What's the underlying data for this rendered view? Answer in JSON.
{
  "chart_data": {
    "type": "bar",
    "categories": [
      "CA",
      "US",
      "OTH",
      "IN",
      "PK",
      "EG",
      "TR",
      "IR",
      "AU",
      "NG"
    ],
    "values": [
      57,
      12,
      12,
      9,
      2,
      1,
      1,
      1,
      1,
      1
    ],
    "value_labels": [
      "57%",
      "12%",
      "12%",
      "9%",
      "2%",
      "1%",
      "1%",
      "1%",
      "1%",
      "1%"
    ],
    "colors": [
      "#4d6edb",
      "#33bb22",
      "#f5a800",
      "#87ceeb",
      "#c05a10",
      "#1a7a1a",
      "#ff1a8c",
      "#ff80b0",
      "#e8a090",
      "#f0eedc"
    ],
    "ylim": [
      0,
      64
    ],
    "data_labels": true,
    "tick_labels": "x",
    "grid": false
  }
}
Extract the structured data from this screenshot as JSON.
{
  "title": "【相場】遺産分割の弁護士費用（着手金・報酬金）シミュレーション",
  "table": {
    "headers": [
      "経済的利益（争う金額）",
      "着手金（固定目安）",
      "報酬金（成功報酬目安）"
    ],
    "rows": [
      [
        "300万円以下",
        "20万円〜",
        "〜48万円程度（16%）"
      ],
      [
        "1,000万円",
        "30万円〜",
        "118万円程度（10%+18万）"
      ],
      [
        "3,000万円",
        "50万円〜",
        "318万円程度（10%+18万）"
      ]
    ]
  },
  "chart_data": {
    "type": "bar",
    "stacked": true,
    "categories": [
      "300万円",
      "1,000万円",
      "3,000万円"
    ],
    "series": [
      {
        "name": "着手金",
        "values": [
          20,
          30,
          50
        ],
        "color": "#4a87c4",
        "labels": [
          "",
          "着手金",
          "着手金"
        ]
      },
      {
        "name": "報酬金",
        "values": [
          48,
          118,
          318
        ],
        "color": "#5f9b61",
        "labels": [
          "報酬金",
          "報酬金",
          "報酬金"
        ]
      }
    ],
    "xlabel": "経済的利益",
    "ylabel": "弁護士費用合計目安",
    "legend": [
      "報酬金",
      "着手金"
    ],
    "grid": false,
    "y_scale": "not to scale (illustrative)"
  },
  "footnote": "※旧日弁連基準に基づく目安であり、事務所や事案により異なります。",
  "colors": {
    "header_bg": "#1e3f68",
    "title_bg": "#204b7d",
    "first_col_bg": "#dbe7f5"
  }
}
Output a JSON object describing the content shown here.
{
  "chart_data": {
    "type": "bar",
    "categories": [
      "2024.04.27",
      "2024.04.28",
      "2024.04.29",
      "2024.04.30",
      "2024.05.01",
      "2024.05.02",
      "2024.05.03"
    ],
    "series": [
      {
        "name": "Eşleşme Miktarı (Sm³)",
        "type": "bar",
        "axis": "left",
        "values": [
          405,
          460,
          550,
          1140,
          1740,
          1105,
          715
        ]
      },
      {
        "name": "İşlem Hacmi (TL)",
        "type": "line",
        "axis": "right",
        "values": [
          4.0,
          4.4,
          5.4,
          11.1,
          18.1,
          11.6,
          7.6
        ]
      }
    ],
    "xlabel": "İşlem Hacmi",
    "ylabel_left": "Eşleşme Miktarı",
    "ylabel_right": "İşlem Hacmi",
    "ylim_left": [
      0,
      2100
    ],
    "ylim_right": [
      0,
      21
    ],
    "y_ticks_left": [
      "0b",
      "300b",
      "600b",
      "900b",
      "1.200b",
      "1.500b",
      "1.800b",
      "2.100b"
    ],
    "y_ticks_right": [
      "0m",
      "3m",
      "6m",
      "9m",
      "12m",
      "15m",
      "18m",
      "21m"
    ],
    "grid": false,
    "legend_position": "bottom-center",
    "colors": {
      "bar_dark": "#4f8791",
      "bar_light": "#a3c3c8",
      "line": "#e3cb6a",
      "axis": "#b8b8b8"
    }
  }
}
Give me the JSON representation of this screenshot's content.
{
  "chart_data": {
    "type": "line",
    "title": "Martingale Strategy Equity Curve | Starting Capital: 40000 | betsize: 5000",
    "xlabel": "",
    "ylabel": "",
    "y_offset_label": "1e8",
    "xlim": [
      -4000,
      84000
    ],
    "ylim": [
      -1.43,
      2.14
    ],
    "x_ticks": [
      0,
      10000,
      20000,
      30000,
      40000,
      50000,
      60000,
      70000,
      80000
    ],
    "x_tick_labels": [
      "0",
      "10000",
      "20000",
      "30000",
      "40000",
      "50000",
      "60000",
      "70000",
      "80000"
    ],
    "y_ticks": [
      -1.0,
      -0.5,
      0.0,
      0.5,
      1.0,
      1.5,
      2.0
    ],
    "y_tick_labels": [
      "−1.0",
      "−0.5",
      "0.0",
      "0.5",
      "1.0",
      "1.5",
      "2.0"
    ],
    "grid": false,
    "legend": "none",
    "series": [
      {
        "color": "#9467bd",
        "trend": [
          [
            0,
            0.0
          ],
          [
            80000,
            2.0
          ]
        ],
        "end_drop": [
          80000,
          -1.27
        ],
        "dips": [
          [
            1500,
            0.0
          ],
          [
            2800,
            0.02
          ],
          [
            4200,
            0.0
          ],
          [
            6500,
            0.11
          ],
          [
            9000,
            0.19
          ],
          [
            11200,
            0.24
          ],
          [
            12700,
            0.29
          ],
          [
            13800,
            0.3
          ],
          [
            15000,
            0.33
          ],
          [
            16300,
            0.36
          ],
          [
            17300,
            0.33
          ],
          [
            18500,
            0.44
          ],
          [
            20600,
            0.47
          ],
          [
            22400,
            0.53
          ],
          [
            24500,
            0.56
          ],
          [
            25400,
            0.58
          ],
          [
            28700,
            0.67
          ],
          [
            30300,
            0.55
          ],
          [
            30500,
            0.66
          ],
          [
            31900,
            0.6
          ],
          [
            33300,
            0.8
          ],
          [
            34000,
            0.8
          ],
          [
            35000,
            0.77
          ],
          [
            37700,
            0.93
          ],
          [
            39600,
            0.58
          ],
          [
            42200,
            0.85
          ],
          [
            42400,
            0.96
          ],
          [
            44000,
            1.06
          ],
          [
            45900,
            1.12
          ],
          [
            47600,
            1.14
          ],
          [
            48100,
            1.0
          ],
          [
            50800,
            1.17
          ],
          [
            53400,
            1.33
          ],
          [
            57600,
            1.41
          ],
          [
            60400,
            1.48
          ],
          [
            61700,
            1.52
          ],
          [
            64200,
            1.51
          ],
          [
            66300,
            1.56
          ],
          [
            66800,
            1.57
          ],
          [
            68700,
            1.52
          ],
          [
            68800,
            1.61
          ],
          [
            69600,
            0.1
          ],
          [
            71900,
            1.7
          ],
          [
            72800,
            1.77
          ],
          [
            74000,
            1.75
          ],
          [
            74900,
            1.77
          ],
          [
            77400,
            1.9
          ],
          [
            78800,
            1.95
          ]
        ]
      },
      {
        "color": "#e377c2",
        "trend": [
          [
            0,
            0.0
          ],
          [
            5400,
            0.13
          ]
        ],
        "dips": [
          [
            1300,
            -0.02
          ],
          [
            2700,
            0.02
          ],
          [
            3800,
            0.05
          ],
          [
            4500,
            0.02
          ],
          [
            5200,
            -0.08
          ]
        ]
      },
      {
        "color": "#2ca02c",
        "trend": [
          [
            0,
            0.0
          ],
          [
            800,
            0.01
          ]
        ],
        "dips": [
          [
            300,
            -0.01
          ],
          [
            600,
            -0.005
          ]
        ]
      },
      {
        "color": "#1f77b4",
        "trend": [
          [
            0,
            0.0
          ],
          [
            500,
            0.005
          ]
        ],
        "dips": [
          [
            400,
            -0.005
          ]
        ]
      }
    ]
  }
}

• • • • •

# [The task]
Quote every line of the data, word for word.

# [Answer for this exercise]
What's the underlying data for this rendered view? Answer in JSON.
{
  "chart_data": {
    "type": "bar",
    "categories": [
      "CA",
      "US",
      "OTH",
      "IN",
      "PK",
      "EG",
      "TR",
      "IR",
      "AU",
      "NG"
    ],
    "values": [
      57,
      12,
      12,
      9,
      2,
      1,
      1,
      1,
      1,
      1
    ],
    "value_labels": [
      "57%",
      "12%",
      "12%",
      "9%",
      "2%",
      "1%",
      "1%",
      "1%",
      "1%",
      "1%"
    ],
    "colors": [
      "#4d6edb",
      "#33bb22",
      "#f5a800",
      "#87ceeb",
      "#c05a10",
      "#1a7a1a",
      "#ff1a8c",
      "#ff80b0",
      "#e8a090",
      "#f0eedc"
    ],
    "ylim": [
      0,
      64
    ],
    "data_labels": true,
    "tick_labels": "x",
    "grid": false
  }
}
Extract the structured data from this screenshot as JSON.
{
  "title": "【相場】遺産分割の弁護士費用（着手金・報酬金）シミュレーション",
  "table": {
    "headers": [
      "経済的利益（争う金額）",
      "着手金（固定目安）",
      "報酬金（成功報酬目安）"
    ],
    "rows": [
      [
        "300万円以下",
        "20万円〜",
        "〜48万円程度（16%）"
      ],
      [
        "1,000万円",
        "30万円〜",
        "118万円程度（10%+18万）"
      ],
      [
        "3,000万円",
        "50万円〜",
        "318万円程度（10%+18万）"
      ]
    ]
  },
  "chart_data": {
    "type": "bar",
    "stacked": true,
    "categories": [
      "300万円",
      "1,000万円",
      "3,000万円"
    ],
    "series": [
      {
        "name": "着手金",
        "values": [
          20,
          30,
          50
        ],
        "color": "#4a87c4",
        "labels": [
          "",
          "着手金",
          "着手金"
        ]
      },
      {
        "name": "報酬金",
        "values": [
          48,
          118,
          318
        ],
        "color": "#5f9b61",
        "labels": [
          "報酬金",
          "報酬金",
          "報酬金"
        ]
      }
    ],
    "xlabel": "経済的利益",
    "ylabel": "弁護士費用合計目安",
    "legend": [
      "報酬金",
      "着手金"
    ],
    "grid": false,
    "y_scale": "not to scale (illustrative)"
  },
  "footnote": "※旧日弁連基準に基づく目安であり、事務所や事案により異なります。",
  "colors": {
    "header_bg": "#1e3f68",
    "title_bg": "#204b7d",
    "first_col_bg": "#dbe7f5"
  }
}
Output a JSON object describing the content shown here.
{
  "chart_data": {
    "type": "bar",
    "categories": [
      "2024.04.27",
      "2024.04.28",
      "2024.04.29",
      "2024.04.30",
      "2024.05.01",
      "2024.05.02",
      "2024.05.03"
    ],
    "series": [
      {
        "name": "Eşleşme Miktarı (Sm³)",
        "type": "bar",
        "axis": "left",
        "values": [
          405,
          460,
          550,
          1140,
          1740,
          1105,
          715
        ]
      },
      {
        "name": "İşlem Hacmi (TL)",
        "type": "line",
        "axis": "right",
        "values": [
          4.0,
          4.4,
          5.4,
          11.1,
          18.1,
          11.6,
          7.6
        ]
      }
    ],
    "xlabel": "İşlem Hacmi",
    "ylabel_left": "Eşleşme Miktarı",
    "ylabel_right": "İşlem Hacmi",
    "ylim_left": [
      0,
      2100
    ],
    "ylim_right": [
      0,
      21
    ],
    "y_ticks_left": [
      "0b",
      "300b",
      "600b",
      "900b",
      "1.200b",
      "1.500b",
      "1.800b",
      "2.100b"
    ],
    "y_ticks_right": [
      "0m",
      "3m",
      "6m",
      "9m",
      "12m",
      "15m",
      "18m",
      "21m"
    ],
    "grid": false,
    "legend_position": "bottom-center",
    "colors": {
      "bar_dark": "#4f8791",
      "bar_light": "#a3c3c8",
      "line": "#e3cb6a",
      "axis": "#b8b8b8"
    }
  }
}
Give me the JSON representation of this screenshot's content.
{
  "chart_data": {
    "type": "line",
    "title": "Martingale Strategy Equity Curve | Starting Capital: 40000 | betsize: 5000",
    "xlabel": "",
    "ylabel": "",
    "y_offset_label": "1e8",
    "xlim": [
      -4000,
      84000
    ],
    "ylim": [
      -1.43,
      2.14
    ],
    "x_ticks": [
      0,
      10000,
      20000,
      30000,
      40000,
      50000,
      60000,
      70000,
      80000
    ],
    "x_tick_labels": [
      "0",
      "10000",
      "20000",
      "30000",
      "40000",
      "50000",
      "60000",
      "70000",
      "80000"
    ],
    "y_ticks": [
      -1.0,
      -0.5,
      0.0,
      0.5,
      1.0,
      1.5,
      2.0
    ],
    "y_tick_labels": [
      "−1.0",
      "−0.5",
      "0.0",
      "0.5",
      "1.0",
      "1.5",
      "2.0"
    ],
    "grid": false,
    "legend": "none",
    "series": [
      {
        "color": "#9467bd",
        "trend": [
          [
            0,
            0.0
          ],
          [
            80000,
            2.0
          ]
        ],
        "end_drop": [
          80000,
          -1.27
        ],
        "dips": [
          [
            1500,
            0.0
          ],
          [
            2800,
            0.02
          ],
          [
            4200,
            0.0
          ],
          [
            6500,
            0.11
          ],
          [
            9000,
            0.19
          ],
          [
            11200,
            0.24
          ],
          [
            12700,
            0.29
          ],
          [
            13800,
            0.3
          ],
          [
            15000,
            0.33
          ],
          [
            16300,
            0.36
          ],
          [
            17300,
            0.33
          ],
          [
            18500,
            0.44
          ],
          [
            20600,
            0.47
          ],
          [
            22400,
            0.53
          ],
          [
            24500,
            0.56
          ],
          [
            25400,
            0.58
          ],
          [
            28700,
            0.67
          ],
          [
            30300,
            0.55
          ],
          [
            30500,
            0.66
          ],
          [
            31900,
            0.6
          ],
          [
            33300,
            0.8
          ],
          [
            34000,
            0.8
          ],
          [
            35000,
            0.77
          ],
          [
            37700,
            0.93
          ],
          [
            39600,
            0.58
          ],
          [
            42200,
            0.85
          ],
          [
            42400,
            0.96
          ],
          [
            44000,
            1.06
          ],
          [
            45900,
            1.12
          ],
          [
            47600,
            1.14
          ],
          [
            48100,
            1.0
          ],
          [
            50800,
            1.17
          ],
          [
            53400,
            1.33
          ],
          [
            57600,
            1.41
          ],
          [
            60400,
            1.48
          ],
          [
            61700,
            1.52
          ],
          [
            64200,
            1.51
          ],
          [
            66300,
            1.56
          ],
          [
            66800,
            1.57
          ],
          [
            68700,
            1.52
          ],
          [
            68800,
            1.61
          ],
          [
            69600,
            0.1
          ],
          [
            71900,
            1.7
          ],
          [
            72800,
            1.77
          ],
          [
            74000,
            1.75
          ],
          [
            74900,
            1.77
          ],
          [
            77400,
            1.9
          ],
          [
            78800,
            1.95
          ]
        ]
      },
      {
        "color": "#e377c2",
        "trend": [
          [
            0,
            0.0
          ],
          [
            5400,
            0.13
          ]
        ],
        "dips": [
          [
            1300,
            -0.02
          ],
          [
            2700,
            0.02
          ],
          [
            3800,
            0.05
          ],
          [
            4500,
            0.02
          ],
          [
            5200,
            -0.08
          ]
        ]
      },
      {
        "color": "#2ca02c",
        "trend": [
          [
            0,
            0.0
          ],
          [
            800,
            0.01
          ]
        ],
        "dips": [
          [
            300,
            -0.01
          ],
          [
            600,
            -0.005
          ]
        ]
      },
      {
        "color": "#1f77b4",
        "trend": [
          [
            0,
            0.0
          ],
          [
            500,
            0.005
          ]
        ],
        "dips": [
          [
            400,
            -0.005
          ]
        ]
      }
    ]
  }
}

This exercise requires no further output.